» **What you will do**
A – According to the GHK-Cu dosage text, at roughly what concentration did collagen synthesis peak in fibroblast culture?
B – Quote everything in the GHK-Cu dosage text from "The concentrations, routes, and" down to "serums, and gels.".

» **Page text**
# GHK-Cu Dosage in Research: Doses, Routes, and Half-Life Studied

> GHK-Cu dosage as studied, not prescribed: fibroblast collagen at 10⁻¹² to 10⁻⁹ M, topical 0.05–2%, rodent IP and intranasal protocols, and why no validated human half-life exists. Research-context only.

The concentrations, routes, and stability conditions reported in published work — described as study parameters, never as a human protocol.

## GHK-Cu dosage in research: concentrations and routes studied

GHK-Cu dosage in the research literature spans cell-culture concentrations and animal protocols, and nothing here is a human dosing recommendation. In fibroblast culture, collagen synthesis was studied across 10⁻¹² to 10⁻⁹ M, with onset at 10⁻¹² to 10⁻¹¹ M and a peak near 10⁻⁹ M [1]. Topical cosmetic and clinical formulations have been studied at roughly 0.05% to 2% (w/w) in creams, serums, and gels.

Animal systemic studies used routes and amounts specific to each model: intraperitoneal dosing in mouse pulmonary and silicosis models, oral gavage in mouse colitis, and intranasal dosing in aging and cognition studies. The human hair-loss RCT applied a 5-ALA + GHK topical complex at 50–100 mg/mL to the scalp [4]. These are documented study parameters — species, route, and concentration — not protocols for use.

» **Information shown**
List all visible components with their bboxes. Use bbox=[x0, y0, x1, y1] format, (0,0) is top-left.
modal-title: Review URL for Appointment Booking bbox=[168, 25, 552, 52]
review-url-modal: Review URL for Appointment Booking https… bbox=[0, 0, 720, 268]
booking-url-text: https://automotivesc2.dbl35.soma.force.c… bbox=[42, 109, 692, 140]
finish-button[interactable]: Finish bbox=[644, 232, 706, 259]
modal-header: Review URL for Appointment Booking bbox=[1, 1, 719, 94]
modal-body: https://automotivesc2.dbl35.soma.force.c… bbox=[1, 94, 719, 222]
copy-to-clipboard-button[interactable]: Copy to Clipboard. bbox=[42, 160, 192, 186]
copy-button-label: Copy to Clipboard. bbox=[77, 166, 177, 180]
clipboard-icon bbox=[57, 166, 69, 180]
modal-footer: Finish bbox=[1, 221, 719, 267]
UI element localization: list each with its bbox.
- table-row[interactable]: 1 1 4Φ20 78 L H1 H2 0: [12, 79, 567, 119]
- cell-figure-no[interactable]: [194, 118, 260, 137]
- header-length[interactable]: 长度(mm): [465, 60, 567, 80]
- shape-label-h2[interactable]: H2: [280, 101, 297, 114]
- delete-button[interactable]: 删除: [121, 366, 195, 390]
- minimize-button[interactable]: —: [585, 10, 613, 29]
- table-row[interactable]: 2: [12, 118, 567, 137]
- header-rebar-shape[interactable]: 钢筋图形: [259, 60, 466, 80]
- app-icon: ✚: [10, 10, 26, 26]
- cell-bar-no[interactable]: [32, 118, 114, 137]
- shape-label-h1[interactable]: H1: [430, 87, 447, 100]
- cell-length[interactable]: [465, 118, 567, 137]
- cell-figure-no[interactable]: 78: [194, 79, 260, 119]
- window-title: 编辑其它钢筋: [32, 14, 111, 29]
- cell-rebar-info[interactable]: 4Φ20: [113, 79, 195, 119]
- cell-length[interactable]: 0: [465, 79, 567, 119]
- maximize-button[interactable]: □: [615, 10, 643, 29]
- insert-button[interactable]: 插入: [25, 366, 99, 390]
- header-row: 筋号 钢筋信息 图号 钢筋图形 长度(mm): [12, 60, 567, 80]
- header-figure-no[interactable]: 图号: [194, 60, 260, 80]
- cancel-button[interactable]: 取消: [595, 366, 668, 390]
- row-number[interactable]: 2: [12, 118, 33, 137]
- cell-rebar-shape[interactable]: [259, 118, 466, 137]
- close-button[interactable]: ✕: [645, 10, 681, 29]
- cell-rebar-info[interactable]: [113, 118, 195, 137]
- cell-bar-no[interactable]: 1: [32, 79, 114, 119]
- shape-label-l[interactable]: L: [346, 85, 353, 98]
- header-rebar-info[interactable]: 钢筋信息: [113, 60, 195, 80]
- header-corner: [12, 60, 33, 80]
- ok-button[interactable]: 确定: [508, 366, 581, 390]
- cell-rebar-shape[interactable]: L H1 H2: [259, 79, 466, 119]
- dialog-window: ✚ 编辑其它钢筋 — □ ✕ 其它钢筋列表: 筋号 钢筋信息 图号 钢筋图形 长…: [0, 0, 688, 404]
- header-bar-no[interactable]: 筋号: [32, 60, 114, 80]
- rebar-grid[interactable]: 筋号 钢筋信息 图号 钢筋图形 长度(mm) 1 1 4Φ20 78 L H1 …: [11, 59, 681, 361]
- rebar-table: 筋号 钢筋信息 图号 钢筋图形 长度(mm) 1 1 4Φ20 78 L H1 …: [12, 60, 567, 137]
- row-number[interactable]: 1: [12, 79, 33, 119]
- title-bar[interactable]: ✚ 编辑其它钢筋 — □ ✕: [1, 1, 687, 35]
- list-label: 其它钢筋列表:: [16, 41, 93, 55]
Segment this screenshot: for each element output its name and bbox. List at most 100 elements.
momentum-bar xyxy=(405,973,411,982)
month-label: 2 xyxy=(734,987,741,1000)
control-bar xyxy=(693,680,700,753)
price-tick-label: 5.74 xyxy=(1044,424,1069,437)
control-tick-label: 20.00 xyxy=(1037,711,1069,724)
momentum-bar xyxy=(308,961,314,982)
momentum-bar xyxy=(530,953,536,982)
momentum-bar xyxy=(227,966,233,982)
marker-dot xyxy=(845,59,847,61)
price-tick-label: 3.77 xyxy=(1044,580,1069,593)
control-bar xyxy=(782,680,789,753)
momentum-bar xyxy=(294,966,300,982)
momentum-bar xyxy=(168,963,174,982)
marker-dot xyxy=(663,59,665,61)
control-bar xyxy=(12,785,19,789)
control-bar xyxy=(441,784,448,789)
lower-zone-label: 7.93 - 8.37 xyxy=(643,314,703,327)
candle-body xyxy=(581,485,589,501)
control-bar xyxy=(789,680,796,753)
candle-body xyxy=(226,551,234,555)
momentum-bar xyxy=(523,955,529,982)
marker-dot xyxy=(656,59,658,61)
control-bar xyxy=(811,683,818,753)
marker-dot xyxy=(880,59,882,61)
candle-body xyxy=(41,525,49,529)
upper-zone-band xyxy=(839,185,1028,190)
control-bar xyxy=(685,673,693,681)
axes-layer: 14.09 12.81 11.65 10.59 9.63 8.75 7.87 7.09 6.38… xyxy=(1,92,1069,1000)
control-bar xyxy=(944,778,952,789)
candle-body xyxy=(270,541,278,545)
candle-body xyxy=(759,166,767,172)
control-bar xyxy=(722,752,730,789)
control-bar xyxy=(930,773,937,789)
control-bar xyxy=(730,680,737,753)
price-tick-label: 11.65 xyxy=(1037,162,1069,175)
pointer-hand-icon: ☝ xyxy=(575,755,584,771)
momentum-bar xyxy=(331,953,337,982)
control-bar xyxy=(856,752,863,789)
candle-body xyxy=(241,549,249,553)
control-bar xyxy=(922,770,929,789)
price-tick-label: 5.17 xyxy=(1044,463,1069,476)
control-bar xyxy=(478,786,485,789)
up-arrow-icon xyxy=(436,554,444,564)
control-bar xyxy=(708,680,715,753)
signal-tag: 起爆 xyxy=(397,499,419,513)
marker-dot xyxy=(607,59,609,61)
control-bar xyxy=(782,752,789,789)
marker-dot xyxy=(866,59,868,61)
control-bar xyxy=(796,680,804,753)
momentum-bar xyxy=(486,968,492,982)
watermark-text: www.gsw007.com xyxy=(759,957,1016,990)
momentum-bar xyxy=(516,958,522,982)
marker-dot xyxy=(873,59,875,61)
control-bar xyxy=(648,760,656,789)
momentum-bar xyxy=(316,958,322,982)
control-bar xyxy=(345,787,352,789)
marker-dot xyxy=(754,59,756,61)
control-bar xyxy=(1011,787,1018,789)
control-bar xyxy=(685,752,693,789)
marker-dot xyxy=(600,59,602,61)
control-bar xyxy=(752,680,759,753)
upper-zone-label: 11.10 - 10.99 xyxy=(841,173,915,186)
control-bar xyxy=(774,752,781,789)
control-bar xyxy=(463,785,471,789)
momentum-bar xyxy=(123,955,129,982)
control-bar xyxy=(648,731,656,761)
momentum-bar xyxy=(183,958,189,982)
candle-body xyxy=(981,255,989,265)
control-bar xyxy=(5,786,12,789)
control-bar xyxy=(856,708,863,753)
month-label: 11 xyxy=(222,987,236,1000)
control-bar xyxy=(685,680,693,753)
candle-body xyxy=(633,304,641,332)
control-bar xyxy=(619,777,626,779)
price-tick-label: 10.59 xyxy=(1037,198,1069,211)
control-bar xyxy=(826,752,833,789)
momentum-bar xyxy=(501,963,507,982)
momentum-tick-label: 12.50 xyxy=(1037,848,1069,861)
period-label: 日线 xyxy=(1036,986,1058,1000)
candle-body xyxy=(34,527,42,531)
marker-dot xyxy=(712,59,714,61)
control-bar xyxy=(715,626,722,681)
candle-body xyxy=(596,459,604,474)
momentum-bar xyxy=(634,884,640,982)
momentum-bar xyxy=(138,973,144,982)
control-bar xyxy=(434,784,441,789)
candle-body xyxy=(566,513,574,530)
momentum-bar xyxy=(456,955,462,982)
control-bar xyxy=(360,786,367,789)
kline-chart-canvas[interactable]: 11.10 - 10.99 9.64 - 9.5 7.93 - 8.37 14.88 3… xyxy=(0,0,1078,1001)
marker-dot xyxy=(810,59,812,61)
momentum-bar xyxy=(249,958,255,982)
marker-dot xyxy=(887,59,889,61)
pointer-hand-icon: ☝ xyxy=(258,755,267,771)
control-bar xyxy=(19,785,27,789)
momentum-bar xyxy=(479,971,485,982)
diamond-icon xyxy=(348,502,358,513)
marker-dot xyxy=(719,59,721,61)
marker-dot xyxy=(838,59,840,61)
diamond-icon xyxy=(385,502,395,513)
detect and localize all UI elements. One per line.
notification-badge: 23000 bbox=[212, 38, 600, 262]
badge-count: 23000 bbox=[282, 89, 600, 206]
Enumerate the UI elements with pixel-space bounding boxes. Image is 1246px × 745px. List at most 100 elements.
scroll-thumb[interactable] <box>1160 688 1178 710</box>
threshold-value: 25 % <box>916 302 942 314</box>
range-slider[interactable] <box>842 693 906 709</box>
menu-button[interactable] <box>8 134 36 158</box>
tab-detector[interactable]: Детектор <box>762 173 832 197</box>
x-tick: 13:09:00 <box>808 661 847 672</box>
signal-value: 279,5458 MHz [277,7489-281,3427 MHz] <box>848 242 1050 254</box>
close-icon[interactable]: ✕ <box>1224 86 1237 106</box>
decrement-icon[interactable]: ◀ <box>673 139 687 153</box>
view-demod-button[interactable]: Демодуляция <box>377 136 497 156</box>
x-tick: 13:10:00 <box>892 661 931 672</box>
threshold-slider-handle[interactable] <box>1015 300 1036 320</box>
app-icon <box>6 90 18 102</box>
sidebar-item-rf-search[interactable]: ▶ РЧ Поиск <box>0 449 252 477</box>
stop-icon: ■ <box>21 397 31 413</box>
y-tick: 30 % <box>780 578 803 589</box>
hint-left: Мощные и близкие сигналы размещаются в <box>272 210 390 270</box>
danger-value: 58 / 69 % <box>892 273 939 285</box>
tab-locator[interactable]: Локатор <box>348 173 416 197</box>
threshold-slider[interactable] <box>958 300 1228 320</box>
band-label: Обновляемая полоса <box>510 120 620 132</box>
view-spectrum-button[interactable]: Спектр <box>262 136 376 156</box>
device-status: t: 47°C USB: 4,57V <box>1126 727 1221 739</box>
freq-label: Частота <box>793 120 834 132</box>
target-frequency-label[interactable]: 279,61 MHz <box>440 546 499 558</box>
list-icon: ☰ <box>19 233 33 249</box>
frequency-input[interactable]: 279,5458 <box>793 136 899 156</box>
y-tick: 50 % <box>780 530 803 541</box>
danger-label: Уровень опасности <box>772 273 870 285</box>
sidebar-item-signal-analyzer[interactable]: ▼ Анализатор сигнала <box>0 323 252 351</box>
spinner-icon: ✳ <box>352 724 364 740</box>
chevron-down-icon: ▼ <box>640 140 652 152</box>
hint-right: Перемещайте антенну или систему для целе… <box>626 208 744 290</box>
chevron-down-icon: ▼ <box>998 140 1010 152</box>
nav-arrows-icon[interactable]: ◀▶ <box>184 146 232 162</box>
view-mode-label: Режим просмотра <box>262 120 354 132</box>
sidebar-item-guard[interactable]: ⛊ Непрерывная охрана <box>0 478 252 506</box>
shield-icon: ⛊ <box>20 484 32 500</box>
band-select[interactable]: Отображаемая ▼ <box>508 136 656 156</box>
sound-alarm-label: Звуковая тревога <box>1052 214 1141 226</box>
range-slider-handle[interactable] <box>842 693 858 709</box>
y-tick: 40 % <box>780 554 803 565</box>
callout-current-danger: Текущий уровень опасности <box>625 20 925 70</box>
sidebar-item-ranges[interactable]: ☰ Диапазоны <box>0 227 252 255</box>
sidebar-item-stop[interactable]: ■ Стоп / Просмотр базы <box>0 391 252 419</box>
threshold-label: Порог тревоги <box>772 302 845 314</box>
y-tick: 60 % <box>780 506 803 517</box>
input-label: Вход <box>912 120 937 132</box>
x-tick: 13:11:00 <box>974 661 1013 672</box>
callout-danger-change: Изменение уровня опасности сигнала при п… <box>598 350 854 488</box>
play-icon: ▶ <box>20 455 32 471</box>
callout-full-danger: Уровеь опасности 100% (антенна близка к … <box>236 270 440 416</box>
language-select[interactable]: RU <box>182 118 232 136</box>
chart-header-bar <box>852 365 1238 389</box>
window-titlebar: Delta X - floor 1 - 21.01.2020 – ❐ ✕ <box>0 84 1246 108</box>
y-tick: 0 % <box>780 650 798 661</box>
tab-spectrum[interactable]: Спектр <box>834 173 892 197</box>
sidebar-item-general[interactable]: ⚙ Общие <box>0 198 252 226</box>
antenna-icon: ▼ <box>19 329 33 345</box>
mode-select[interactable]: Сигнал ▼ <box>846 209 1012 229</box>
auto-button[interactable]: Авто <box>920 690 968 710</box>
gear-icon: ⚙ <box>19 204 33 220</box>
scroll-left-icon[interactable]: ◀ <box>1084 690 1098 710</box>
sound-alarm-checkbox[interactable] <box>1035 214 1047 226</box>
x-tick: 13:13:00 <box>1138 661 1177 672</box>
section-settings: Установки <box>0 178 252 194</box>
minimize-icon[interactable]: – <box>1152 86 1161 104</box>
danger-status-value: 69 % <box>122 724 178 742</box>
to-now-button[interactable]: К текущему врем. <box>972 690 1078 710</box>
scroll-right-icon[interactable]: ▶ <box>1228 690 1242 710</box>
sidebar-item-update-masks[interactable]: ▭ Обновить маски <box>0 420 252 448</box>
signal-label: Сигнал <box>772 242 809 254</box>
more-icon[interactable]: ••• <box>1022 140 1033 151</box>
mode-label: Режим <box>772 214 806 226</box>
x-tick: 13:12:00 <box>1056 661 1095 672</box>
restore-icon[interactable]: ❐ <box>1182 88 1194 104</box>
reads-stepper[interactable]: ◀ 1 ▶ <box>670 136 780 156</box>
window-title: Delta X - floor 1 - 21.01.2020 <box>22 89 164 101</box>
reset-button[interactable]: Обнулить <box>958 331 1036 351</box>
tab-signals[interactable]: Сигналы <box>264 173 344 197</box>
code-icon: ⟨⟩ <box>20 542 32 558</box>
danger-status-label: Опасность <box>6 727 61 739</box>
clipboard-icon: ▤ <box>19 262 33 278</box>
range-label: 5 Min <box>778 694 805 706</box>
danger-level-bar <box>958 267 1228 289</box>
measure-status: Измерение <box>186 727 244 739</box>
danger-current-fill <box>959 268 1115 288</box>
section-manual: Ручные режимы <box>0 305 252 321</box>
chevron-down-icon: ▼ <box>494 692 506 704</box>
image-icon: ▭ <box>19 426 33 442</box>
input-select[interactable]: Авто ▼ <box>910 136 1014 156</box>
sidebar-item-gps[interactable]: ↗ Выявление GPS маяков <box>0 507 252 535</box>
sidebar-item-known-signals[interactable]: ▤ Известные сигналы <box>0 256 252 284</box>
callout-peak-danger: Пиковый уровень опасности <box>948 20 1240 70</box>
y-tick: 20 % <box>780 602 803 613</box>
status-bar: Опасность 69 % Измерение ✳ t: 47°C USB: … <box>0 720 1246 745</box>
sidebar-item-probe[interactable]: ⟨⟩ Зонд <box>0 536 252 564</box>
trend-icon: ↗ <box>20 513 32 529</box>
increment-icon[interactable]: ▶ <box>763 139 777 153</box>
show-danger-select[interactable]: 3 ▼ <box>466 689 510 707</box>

» **Solved problems**
A – Near 10⁻⁹ M.

B –
The concentrations, routes, and stability conditions reported in published work — described as study parameters, never as a human protocol.

## GHK-Cu dosage in research: concentrations and routes studied

GHK-Cu dosage in the research literature spans cell-culture concentrations and animal protocols, and nothing here is a human dosing recommendation. In fibroblast culture, collagen synthesis was studied across 10⁻¹² to 10⁻⁹ M, with onset at 10⁻¹² to 10⁻¹¹ M and a peak near 10⁻⁹ M [1]. Topical cosmetic and clinical formulations have been studied at roughly 0.05% to 2% (w/w) in creams, serums, and gels.